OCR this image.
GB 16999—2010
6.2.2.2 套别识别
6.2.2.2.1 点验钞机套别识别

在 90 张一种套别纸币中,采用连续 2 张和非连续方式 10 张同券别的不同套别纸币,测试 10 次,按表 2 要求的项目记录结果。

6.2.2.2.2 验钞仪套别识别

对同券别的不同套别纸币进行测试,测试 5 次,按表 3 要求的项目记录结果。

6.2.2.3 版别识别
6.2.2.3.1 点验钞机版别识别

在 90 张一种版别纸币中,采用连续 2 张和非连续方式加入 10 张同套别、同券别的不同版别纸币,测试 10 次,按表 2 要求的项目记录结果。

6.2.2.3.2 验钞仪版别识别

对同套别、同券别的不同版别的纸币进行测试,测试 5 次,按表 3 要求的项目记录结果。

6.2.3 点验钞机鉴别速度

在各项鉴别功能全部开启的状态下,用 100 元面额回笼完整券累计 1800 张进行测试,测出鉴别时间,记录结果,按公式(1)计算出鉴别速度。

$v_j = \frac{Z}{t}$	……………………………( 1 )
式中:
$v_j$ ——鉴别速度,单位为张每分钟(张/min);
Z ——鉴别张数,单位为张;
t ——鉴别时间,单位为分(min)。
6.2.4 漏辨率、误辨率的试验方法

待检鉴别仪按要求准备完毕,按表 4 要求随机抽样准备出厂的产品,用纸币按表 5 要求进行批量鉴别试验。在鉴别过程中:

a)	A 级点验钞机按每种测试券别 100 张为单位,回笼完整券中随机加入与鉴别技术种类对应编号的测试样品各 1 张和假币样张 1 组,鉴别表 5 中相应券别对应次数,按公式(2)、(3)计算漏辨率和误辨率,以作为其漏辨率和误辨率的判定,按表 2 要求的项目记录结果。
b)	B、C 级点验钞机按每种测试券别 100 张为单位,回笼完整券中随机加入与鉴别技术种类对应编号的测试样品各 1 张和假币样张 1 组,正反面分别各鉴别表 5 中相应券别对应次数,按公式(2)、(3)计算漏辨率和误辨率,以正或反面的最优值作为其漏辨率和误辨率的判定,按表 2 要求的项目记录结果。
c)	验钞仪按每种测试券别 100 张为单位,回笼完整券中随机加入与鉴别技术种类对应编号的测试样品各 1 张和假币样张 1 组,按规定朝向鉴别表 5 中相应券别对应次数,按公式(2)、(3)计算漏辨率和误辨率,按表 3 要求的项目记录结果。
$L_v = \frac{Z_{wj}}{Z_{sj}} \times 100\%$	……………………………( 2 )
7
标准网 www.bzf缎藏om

┄┄┄┄┄┄┄┄┄┄┄┄┄┄┄┄┄┄┄┄

*WRITTEN TASK*
Count every line in the preceding entries where the string "frac" appears, then state only the total.

*ANSWER TO THE EXERCISE*
2